• _Raw records_
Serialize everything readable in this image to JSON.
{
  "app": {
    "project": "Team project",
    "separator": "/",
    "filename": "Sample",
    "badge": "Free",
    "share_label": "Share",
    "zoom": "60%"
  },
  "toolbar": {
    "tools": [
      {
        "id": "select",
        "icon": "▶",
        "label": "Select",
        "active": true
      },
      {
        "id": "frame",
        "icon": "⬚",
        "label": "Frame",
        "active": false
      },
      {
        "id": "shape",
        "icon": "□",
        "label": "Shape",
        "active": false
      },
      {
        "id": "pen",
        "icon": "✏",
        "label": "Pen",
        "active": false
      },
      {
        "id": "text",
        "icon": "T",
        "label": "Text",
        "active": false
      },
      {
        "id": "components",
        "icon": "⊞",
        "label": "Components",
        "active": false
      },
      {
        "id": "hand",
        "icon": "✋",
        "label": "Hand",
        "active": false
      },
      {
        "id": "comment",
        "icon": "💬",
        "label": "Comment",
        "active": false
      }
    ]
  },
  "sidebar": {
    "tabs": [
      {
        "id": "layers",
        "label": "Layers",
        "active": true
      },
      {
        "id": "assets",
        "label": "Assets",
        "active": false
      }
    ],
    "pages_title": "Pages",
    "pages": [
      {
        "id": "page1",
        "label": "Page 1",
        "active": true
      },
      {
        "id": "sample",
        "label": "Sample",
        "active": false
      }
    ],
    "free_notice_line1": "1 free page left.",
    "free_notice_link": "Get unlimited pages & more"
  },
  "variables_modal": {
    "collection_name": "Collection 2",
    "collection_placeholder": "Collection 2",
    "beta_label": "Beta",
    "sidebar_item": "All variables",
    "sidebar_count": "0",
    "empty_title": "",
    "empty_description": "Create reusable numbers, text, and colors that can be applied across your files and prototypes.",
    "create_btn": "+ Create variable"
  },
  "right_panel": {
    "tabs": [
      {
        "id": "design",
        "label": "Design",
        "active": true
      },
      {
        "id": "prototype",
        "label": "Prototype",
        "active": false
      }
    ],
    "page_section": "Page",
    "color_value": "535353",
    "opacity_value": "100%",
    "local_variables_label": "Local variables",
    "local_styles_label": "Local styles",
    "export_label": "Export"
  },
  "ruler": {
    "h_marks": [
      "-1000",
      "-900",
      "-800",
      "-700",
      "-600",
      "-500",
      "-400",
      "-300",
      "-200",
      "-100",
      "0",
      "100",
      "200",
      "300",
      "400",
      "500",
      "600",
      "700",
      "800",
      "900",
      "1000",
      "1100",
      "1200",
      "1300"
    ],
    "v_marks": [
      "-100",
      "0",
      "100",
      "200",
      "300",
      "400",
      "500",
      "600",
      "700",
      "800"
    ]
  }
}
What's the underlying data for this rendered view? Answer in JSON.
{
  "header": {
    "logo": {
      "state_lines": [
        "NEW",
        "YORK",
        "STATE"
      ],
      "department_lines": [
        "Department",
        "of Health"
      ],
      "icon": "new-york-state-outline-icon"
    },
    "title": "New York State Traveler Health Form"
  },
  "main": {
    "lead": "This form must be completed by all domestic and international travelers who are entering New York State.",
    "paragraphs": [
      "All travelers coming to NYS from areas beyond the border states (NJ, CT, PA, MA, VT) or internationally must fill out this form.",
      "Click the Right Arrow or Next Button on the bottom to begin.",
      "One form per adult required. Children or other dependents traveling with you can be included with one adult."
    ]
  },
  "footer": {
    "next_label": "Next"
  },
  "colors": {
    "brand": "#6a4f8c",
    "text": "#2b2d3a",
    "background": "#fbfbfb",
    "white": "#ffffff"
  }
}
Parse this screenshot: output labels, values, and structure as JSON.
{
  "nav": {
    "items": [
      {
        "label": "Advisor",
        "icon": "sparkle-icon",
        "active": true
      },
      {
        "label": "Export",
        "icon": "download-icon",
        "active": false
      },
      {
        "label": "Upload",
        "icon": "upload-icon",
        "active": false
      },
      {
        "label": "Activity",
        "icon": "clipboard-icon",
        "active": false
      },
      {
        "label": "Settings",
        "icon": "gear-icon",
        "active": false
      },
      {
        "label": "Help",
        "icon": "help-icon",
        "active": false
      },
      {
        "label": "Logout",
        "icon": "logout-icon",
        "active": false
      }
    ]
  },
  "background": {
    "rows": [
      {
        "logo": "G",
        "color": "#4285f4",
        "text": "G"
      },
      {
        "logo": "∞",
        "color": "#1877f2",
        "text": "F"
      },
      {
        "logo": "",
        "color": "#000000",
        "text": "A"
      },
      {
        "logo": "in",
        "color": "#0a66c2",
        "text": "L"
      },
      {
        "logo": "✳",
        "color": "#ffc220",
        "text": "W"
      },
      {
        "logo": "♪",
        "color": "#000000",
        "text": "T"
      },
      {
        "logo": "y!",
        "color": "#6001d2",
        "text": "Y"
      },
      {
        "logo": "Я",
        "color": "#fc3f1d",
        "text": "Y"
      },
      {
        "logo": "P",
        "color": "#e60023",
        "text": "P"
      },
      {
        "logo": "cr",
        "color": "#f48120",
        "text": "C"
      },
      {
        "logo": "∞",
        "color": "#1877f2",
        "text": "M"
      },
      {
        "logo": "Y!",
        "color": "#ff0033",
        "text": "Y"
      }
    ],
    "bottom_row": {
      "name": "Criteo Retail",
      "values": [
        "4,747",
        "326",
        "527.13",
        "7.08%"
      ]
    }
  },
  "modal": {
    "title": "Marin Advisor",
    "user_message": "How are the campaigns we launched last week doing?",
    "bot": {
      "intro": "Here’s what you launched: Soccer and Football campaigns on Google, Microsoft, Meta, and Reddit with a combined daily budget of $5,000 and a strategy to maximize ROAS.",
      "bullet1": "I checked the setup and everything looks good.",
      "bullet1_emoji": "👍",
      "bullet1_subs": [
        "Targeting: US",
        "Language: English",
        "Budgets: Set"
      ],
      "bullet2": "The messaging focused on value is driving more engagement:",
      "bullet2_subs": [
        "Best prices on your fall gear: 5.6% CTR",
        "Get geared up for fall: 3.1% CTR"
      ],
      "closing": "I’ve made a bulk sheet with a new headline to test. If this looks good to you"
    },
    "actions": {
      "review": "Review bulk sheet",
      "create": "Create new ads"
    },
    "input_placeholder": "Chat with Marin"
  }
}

• _Given instruction_
Reproduce each line of the material containing the word "campaigns".

• _Exercise answer_
    "user_message": "How are the campaigns we launched last week doing?",
      "intro": "Here’s what you launched: Soccer and Football campaigns on Google, Microsoft, Meta, and Reddit with a combined daily budget of $5,000 and a strategy to maximize ROAS.",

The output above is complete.